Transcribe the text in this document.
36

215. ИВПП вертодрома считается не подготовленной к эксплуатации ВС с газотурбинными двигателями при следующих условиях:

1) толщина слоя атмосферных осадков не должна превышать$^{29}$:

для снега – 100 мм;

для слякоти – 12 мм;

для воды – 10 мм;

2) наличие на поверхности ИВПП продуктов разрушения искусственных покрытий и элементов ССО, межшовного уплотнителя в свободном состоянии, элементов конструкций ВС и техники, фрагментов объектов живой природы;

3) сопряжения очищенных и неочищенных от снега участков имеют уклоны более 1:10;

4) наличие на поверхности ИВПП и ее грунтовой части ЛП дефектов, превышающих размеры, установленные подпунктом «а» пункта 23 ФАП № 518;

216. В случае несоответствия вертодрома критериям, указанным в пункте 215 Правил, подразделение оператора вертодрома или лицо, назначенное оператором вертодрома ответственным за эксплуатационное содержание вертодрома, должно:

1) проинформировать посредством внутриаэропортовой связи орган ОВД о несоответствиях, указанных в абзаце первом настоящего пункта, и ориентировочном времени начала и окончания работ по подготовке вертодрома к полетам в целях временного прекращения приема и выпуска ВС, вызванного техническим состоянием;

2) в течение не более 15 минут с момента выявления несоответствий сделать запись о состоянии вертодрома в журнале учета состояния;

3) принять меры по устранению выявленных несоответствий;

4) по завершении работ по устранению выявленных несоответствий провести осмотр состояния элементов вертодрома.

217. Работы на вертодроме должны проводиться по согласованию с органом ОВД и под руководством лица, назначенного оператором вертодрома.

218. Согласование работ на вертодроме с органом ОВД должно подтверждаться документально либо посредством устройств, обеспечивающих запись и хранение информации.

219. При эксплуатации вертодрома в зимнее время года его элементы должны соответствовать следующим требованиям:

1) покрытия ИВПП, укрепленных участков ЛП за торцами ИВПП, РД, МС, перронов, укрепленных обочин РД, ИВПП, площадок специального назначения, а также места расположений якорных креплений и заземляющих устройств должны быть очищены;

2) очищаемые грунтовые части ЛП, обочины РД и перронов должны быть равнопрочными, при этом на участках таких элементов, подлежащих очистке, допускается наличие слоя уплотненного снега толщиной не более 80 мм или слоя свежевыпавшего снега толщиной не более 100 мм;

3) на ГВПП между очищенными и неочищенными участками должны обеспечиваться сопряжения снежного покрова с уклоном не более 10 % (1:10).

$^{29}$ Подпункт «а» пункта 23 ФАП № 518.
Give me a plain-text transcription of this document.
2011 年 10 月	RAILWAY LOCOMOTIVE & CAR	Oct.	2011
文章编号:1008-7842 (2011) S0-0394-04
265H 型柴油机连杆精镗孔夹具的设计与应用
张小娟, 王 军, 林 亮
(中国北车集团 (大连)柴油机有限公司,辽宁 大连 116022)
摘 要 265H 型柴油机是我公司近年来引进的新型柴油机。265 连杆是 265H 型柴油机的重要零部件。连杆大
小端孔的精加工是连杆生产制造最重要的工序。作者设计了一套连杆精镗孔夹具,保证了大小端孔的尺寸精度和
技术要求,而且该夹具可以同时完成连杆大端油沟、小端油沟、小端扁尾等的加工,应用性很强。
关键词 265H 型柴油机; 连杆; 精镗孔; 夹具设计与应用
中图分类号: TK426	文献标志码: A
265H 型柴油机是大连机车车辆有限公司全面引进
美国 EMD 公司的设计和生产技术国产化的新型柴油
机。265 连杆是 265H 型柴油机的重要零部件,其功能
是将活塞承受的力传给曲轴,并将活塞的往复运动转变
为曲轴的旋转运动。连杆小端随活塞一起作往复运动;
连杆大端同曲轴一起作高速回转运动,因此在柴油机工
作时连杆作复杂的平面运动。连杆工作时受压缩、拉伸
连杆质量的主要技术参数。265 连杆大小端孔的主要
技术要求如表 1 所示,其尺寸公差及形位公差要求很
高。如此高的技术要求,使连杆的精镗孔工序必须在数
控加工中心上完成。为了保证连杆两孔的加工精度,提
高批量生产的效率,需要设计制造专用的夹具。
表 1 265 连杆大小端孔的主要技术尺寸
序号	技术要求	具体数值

---------------

** Task statement **
Pull out every line above that holds the word "устранению".

** Response to the exercise **
3) принять меры по устранению выявленных несоответствий;
4) по завершении работ по устранению выявленных несоответствий провести осмотр состояния элементов вертодрома.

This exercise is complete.